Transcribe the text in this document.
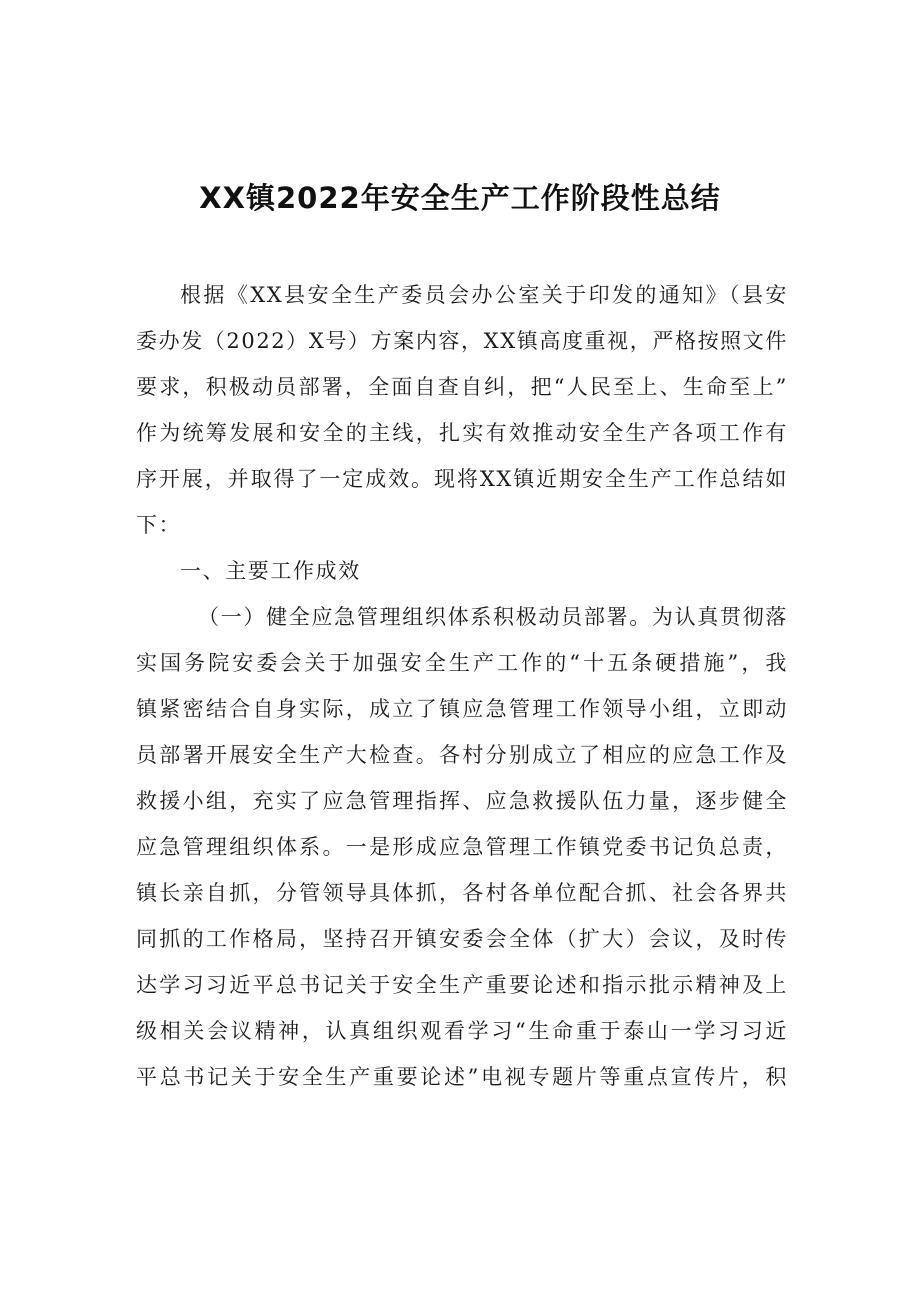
XX镇2022年安全生产工作阶段性总结
根据《XX县安全生产委员会办公室关于印发的通知》（县安
委办发（2022）X号）方案内容，XX镇高度重视，严格按照文件
要求，积极动员部署，全面自查自纠，把“人民至上、生命至上”
作为统筹发展和安全的主线，扎实有效推动安全生产各项工作有
序开展，并取得了一定成效。现将XX镇近期安全生产工作总结如
下：
一、主要工作成效
（一）健全应急管理组织体系积极动员部署。为认真贯彻落
实国务院安委会关于加强安全生产工作的“十五条硬措施”，我
镇紧密结合自身实际，成立了镇应急管理工作领导小组，立即动
员部署开展安全生产大检查。各村分别成立了相应的应急工作及
救援小组，充实了应急管理指挥、应急救援队伍力量，逐步健全
应急管理组织体系。一是形成应急管理工作镇党委书记负总责，
镇长亲自抓，分管领导具体抓，各村各单位配合抓、社会各界共
同抓的工作格局，坚持召开镇安委会全体（扩大）会议，及时传
达学习习近平总书记关于安全生产重要论述和指示批示精神及上
级相关会议精神，认真组织观看学习“生命重于泰山一学习习近
平总书记关于安全生产重要论述”电视专题片等重点宣传片，积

■ ■ ■ ■ ■

--- What is expected ---
Reproduce each line exactly as it appears, omitting the pictures.

--- Written response ---
Transcribe the text in this document.
XX镇2022年安全生产工作阶段性总结
根据《XX县安全生产委员会办公室关于印发的通知》（县安
委办发（2022）X号）方案内容，XX镇高度重视，严格按照文件
要求，积极动员部署，全面自查自纠，把“人民至上、生命至上”
作为统筹发展和安全的主线，扎实有效推动安全生产各项工作有
序开展，并取得了一定成效。现将XX镇近期安全生产工作总结如
下：
一、主要工作成效
（一）健全应急管理组织体系积极动员部署。为认真贯彻落
实国务院安委会关于加强安全生产工作的“十五条硬措施”，我
镇紧密结合自身实际，成立了镇应急管理工作领导小组，立即动
员部署开展安全生产大检查。各村分别成立了相应的应急工作及
救援小组，充实了应急管理指挥、应急救援队伍力量，逐步健全
应急管理组织体系。一是形成应急管理工作镇党委书记负总责，
镇长亲自抓，分管领导具体抓，各村各单位配合抓、社会各界共
同抓的工作格局，坚持召开镇安委会全体（扩大）会议，及时传
达学习习近平总书记关于安全生产重要论述和指示批示精神及上
级相关会议精神，认真组织观看学习“生命重于泰山一学习习近
平总书记关于安全生产重要论述”电视专题片等重点宣传片，积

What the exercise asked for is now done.